Using the data below, copy each line that includes the word "смертности".

Dataset entries
▬▬▬▬▬▬▬▬▬▬

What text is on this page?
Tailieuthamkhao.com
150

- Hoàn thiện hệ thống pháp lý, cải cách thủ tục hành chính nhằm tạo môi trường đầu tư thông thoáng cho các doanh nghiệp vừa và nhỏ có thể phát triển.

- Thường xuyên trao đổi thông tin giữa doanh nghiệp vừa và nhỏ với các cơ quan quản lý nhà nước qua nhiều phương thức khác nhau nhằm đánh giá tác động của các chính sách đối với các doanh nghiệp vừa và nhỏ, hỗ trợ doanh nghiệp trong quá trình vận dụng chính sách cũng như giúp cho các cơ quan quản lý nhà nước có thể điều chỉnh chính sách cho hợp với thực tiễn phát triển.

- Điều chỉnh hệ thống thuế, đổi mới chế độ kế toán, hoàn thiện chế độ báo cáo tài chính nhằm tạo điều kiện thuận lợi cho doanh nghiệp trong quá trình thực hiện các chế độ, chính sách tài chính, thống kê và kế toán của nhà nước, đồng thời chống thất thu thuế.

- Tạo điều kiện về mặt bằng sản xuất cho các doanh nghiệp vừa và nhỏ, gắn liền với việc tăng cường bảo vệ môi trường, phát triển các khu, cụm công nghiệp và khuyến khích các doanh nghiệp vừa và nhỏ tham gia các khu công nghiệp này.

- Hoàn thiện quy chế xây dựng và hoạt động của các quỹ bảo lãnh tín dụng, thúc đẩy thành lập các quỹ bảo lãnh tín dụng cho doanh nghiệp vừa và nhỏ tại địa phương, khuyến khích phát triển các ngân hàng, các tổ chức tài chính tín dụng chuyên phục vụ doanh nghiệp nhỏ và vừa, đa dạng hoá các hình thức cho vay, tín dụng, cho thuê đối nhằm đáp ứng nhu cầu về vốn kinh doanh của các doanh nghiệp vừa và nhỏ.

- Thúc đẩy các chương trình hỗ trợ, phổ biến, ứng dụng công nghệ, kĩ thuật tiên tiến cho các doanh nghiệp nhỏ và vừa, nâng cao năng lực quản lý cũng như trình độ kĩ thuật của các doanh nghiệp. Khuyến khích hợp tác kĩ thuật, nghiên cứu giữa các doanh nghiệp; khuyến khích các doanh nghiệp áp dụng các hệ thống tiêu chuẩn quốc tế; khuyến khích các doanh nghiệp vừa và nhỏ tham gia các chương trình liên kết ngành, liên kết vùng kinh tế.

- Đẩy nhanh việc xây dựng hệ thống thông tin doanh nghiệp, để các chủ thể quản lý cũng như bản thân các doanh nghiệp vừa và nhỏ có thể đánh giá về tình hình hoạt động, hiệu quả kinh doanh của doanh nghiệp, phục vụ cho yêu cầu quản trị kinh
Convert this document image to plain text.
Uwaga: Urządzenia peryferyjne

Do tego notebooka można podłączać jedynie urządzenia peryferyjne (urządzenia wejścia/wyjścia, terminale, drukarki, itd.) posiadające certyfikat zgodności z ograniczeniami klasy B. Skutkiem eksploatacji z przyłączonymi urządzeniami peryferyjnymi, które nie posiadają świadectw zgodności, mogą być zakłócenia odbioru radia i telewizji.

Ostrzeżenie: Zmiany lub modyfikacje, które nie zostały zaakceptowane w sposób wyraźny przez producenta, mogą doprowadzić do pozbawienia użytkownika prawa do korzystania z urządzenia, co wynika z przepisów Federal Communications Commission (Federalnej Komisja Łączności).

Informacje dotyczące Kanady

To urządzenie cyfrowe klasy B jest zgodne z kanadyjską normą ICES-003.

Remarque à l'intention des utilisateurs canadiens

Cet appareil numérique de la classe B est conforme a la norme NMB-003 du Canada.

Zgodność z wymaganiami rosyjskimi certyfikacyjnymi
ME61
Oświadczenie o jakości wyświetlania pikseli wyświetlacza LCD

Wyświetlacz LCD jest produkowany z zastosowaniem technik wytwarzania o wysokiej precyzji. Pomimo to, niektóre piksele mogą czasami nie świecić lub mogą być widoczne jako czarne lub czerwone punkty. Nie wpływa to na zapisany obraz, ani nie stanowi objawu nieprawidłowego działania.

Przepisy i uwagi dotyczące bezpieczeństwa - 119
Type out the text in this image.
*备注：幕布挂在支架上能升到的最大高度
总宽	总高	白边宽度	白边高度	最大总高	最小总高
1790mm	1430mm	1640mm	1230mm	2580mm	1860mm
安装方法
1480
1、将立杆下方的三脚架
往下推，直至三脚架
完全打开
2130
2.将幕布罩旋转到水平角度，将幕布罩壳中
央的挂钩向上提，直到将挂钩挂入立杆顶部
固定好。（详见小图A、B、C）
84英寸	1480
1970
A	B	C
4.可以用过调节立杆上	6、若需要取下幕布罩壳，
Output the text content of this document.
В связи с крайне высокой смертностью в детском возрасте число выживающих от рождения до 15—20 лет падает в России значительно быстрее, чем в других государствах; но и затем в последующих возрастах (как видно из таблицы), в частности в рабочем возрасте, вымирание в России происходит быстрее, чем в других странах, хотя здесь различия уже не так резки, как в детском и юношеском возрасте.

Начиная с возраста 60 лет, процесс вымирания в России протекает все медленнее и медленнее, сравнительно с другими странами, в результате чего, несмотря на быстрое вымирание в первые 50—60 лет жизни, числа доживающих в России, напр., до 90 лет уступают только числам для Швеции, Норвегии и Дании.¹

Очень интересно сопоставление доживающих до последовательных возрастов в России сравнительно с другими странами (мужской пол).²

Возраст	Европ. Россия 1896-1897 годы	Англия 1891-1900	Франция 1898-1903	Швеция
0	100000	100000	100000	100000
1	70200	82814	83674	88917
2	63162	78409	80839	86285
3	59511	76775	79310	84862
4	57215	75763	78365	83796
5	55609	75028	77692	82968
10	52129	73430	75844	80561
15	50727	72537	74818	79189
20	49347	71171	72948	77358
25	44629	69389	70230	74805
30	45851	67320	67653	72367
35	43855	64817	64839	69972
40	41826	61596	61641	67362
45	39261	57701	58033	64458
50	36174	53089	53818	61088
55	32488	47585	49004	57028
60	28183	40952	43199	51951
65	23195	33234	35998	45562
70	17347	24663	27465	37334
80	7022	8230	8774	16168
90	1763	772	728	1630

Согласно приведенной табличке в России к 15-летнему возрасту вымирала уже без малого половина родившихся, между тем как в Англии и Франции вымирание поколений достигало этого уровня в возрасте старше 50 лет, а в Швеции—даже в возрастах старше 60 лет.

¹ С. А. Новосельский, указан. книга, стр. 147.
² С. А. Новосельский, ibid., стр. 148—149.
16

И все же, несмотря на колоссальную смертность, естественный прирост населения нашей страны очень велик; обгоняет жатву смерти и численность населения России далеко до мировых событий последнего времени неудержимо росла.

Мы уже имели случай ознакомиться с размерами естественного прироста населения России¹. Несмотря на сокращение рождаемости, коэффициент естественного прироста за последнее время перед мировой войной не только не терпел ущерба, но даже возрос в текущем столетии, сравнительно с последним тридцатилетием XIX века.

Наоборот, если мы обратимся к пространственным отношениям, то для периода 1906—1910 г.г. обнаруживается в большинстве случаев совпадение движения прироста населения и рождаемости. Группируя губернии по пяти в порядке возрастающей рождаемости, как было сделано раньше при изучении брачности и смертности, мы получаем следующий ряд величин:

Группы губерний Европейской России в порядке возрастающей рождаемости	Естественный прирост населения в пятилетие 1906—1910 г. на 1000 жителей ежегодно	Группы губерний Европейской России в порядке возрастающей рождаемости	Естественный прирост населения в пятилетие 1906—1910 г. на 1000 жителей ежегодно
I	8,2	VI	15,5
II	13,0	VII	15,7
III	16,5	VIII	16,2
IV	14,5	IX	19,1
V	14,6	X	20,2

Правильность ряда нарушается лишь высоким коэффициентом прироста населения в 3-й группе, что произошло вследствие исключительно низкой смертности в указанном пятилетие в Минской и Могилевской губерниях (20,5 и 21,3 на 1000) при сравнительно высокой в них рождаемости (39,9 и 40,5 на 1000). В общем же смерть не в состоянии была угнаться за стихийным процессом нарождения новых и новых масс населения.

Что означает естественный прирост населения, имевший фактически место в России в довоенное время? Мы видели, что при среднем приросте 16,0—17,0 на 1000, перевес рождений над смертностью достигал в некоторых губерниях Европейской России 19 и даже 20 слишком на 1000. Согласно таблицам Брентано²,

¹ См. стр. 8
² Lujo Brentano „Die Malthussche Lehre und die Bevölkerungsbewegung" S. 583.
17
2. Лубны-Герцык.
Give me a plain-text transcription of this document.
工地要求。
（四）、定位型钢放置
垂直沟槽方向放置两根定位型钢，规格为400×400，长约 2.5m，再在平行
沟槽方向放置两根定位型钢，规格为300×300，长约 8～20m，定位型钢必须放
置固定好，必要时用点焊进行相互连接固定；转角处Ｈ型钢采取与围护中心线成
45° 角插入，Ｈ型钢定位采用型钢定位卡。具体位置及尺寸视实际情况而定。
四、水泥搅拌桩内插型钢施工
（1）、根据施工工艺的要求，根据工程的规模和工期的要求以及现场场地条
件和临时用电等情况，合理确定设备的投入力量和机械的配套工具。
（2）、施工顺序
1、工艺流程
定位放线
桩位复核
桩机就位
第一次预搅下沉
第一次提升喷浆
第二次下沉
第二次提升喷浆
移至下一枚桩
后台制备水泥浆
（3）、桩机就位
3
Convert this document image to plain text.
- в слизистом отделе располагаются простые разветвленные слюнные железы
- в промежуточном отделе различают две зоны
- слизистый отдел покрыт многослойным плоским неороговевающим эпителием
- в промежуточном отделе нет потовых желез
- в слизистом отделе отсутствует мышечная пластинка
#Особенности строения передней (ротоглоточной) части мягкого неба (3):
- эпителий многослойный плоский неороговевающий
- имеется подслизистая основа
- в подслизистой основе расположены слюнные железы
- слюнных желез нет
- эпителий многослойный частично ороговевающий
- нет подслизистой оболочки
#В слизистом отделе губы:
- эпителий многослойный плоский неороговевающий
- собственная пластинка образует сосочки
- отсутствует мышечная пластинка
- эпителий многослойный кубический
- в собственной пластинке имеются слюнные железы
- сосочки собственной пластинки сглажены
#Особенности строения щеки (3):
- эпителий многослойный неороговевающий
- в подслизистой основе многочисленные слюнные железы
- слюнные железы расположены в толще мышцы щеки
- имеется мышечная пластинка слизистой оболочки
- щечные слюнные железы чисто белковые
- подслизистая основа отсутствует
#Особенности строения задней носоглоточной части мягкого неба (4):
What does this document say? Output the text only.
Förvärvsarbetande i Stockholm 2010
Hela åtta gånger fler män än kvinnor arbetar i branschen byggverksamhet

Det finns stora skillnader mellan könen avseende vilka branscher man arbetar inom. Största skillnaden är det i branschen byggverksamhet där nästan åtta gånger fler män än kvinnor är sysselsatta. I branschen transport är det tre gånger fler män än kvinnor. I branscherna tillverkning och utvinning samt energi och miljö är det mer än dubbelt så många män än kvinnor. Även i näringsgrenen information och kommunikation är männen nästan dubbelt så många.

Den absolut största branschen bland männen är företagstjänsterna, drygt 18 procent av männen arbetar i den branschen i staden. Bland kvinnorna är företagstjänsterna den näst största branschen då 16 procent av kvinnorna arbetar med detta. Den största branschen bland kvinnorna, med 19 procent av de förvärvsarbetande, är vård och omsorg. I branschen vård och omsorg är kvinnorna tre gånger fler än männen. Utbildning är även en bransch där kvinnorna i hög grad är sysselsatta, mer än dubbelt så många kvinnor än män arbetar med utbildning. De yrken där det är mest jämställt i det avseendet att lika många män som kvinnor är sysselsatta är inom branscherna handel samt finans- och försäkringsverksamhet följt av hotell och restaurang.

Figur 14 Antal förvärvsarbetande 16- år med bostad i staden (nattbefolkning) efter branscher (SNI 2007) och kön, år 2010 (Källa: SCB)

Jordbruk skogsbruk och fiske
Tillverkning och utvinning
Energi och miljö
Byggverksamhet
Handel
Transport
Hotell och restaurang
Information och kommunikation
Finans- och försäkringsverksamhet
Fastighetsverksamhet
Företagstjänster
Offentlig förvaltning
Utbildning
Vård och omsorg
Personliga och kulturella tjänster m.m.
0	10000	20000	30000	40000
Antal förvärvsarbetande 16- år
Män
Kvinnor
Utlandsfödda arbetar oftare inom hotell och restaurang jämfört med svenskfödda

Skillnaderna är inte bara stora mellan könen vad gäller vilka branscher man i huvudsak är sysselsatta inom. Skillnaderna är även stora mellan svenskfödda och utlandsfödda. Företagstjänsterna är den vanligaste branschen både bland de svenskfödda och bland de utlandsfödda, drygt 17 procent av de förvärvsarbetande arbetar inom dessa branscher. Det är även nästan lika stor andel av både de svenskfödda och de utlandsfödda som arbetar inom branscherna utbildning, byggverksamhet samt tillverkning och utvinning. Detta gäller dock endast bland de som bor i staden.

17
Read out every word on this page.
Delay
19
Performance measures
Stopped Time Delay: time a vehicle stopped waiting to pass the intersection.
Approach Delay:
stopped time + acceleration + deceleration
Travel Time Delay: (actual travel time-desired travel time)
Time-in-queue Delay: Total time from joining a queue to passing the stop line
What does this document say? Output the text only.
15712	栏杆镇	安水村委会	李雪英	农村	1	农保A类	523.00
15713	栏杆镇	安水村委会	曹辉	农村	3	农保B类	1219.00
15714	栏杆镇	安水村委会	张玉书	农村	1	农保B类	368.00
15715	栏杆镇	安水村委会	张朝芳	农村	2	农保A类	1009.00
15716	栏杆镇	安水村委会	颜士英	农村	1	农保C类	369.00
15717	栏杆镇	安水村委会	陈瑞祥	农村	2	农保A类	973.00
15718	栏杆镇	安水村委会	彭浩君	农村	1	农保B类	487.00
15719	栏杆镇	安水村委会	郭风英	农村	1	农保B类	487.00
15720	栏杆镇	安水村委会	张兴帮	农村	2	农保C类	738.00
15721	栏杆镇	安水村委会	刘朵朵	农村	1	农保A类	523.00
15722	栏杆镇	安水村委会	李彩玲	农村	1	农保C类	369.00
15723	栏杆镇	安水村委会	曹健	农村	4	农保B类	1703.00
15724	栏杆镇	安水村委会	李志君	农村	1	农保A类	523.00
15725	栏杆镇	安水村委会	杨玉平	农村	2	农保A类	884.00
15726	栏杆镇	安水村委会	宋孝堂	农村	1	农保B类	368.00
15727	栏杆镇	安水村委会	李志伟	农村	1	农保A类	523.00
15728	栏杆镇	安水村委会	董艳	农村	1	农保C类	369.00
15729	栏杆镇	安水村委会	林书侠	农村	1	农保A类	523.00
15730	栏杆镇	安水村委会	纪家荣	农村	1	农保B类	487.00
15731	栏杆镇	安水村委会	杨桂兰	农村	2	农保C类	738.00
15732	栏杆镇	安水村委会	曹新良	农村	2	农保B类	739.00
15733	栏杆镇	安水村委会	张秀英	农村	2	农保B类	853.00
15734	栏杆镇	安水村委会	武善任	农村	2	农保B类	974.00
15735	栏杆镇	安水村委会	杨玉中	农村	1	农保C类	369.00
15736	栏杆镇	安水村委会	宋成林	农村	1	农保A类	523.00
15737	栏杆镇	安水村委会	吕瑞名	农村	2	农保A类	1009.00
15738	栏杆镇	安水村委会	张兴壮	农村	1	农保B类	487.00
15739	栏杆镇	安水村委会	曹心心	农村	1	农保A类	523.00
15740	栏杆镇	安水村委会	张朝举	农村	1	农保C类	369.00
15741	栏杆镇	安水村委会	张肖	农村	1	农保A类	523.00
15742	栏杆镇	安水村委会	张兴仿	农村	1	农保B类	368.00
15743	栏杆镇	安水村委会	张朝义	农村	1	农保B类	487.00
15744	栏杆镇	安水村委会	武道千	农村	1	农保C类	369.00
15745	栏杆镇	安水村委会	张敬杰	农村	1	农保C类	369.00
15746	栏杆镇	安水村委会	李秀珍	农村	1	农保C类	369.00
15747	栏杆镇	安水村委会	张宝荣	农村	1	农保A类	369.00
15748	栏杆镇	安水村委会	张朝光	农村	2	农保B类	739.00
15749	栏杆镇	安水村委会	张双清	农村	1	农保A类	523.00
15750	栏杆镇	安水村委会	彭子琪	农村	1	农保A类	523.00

▬▬▬▬▬▬▬▬▬▬

▶ **EXERCISE RESULT**
Наоборот, если мы обратимся к пространственным отношениям, то для периода 1906—1910 г.г. обнаруживается в большинстве случаев совпадение движения прироста населения и рождаемости. Группируя губернии по пяти в порядке возрастающей рождаемости, как было сделано раньше при изучении брачности и смертности, мы получаем следующий ряд величин:
Правильность ряда нарушается лишь высоким коэффициентом прироста населения в 3-й группе, что произошло вследствие исключительно низкой смертности в указанном пятилетие в Минской и Могилевской губерниях (20,5 и 21,3 на 1000) при сравнительно высокой в них рождаемости (39,9 и 40,5 на 1000). В общем же смерть не в состоянии была угнаться за стихийным процессом нарождения новых и новых масс населения.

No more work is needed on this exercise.